___ SUPPLIED ENTRIES ___

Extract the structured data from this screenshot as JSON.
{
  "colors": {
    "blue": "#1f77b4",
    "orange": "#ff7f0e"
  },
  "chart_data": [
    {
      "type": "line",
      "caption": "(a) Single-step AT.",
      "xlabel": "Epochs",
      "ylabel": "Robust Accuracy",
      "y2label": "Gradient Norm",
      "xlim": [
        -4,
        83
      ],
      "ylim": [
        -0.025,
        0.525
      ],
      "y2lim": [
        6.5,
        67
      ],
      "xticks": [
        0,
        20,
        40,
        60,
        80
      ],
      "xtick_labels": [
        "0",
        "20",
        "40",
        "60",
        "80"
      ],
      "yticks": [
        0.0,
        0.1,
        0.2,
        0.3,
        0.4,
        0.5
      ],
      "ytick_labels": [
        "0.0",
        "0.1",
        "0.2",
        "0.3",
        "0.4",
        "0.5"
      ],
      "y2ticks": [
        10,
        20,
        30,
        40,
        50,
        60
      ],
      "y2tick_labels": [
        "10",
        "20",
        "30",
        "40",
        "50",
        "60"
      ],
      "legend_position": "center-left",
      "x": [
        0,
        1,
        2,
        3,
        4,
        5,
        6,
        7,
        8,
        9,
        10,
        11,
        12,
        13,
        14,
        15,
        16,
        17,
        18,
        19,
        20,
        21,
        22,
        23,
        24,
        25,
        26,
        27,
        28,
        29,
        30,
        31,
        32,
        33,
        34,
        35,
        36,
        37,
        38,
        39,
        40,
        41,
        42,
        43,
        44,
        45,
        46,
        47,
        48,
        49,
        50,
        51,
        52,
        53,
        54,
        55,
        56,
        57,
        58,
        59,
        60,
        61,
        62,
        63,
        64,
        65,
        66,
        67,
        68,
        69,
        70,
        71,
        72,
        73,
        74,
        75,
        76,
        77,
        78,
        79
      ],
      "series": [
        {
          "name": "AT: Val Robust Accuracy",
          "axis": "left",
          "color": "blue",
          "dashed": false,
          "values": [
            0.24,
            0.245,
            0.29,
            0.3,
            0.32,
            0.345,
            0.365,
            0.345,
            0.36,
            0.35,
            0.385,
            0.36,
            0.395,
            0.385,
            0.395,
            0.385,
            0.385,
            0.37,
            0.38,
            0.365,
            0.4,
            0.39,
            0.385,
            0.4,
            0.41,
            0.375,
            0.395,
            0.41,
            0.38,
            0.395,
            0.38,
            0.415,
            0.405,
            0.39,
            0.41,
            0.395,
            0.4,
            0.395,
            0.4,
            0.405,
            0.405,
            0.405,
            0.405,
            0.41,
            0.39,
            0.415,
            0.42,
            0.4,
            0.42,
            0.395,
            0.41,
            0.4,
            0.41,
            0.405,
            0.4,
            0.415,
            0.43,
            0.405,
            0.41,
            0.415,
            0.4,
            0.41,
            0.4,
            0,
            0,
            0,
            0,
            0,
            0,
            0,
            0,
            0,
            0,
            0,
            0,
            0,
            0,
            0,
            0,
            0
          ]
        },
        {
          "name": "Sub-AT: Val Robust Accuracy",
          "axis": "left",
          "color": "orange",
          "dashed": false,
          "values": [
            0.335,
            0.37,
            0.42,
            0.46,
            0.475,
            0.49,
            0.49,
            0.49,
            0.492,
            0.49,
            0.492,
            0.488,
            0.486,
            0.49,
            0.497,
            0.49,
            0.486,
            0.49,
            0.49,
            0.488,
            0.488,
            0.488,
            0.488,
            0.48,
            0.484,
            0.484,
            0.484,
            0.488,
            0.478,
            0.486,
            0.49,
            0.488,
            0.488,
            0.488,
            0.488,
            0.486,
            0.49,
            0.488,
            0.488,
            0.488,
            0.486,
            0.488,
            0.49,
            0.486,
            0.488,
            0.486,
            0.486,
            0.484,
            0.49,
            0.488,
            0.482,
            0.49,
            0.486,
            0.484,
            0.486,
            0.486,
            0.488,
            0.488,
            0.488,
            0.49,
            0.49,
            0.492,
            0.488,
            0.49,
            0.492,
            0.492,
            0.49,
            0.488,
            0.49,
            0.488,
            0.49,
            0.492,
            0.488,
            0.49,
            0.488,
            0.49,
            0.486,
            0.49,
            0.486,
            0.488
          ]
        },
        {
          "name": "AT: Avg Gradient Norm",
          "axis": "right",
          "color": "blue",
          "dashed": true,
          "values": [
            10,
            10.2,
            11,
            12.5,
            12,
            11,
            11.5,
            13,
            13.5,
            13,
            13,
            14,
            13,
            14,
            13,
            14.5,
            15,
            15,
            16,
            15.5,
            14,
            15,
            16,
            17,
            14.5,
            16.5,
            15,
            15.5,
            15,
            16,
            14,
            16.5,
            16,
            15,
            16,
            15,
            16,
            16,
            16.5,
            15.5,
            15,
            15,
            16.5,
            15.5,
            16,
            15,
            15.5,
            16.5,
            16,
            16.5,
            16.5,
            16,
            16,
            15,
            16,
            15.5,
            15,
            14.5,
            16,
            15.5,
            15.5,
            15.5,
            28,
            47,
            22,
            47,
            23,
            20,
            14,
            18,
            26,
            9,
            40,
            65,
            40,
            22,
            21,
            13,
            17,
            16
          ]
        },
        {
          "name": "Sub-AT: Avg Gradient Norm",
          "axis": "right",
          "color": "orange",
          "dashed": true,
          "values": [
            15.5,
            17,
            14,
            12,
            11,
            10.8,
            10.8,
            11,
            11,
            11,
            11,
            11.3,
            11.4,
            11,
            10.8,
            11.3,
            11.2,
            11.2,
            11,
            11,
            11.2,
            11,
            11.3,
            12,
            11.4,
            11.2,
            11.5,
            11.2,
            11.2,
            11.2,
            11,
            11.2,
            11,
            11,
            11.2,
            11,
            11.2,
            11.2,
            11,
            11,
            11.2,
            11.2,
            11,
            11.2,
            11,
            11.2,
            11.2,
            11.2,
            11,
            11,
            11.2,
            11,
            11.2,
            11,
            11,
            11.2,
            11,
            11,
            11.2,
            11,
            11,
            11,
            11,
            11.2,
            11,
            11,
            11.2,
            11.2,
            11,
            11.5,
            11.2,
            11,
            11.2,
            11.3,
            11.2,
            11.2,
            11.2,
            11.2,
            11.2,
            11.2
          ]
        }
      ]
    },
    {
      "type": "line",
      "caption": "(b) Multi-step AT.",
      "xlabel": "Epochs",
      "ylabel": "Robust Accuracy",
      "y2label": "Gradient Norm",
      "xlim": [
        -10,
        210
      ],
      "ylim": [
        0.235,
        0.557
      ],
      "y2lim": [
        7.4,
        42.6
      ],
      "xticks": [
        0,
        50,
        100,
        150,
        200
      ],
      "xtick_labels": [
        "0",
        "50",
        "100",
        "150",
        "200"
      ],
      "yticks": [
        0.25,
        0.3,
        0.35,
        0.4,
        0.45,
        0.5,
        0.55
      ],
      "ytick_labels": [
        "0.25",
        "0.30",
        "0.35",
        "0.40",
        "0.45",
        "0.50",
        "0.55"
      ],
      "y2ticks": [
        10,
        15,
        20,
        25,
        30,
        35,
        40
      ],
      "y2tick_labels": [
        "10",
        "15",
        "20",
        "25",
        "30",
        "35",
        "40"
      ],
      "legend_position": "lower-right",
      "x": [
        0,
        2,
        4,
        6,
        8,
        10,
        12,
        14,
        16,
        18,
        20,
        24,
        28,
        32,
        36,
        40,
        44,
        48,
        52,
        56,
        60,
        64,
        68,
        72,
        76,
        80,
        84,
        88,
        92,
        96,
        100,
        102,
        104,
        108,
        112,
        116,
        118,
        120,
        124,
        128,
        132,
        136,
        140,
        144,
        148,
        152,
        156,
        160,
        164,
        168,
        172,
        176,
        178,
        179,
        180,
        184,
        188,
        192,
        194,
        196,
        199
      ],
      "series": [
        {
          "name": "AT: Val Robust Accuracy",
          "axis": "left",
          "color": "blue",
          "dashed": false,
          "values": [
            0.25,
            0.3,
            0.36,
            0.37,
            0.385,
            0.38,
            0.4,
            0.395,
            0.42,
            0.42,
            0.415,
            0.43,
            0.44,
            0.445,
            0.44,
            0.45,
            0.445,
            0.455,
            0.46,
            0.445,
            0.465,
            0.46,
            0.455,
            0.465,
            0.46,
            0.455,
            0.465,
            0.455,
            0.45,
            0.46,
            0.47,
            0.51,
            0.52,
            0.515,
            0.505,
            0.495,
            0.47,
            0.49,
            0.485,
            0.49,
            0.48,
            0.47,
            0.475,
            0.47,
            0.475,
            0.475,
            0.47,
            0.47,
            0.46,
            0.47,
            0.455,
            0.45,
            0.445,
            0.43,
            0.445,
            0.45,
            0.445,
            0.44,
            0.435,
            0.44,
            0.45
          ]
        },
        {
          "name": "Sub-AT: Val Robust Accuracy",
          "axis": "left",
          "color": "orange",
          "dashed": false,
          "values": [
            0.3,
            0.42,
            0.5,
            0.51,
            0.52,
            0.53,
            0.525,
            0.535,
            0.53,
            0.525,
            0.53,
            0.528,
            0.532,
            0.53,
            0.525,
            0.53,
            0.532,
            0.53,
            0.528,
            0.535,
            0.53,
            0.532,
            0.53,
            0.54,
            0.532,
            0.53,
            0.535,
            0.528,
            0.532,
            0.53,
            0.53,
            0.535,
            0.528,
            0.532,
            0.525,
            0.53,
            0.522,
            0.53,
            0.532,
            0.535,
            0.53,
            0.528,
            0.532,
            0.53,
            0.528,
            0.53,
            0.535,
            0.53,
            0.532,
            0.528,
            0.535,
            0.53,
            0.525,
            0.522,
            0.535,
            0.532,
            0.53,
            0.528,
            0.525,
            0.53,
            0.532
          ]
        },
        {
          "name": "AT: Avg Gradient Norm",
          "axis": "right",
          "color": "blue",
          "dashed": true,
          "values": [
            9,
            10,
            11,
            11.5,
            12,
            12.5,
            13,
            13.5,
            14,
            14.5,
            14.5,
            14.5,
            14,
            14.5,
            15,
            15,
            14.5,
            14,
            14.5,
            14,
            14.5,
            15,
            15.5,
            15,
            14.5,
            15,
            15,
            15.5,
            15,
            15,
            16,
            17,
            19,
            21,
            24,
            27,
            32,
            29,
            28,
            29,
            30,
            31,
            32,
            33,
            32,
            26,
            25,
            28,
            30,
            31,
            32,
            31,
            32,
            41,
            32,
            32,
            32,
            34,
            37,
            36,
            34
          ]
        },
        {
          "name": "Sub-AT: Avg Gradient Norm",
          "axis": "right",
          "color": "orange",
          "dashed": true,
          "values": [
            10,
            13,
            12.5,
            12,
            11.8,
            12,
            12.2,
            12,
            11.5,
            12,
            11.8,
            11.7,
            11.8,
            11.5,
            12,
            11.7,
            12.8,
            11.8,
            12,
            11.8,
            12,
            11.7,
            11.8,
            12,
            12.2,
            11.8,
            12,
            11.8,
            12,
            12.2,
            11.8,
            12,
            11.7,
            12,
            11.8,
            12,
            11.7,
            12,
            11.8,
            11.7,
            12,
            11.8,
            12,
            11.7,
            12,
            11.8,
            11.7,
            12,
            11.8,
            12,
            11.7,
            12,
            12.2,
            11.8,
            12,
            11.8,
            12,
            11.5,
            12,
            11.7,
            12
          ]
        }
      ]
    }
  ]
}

___

PROBLEM REQUIREMENTS:
Look over the listing above. Pick out and copy every line that includes "caption".

ANSWER FOR THE TASK:
      "caption": "(a) Single-step AT.",
      "caption": "(b) Multi-step AT.",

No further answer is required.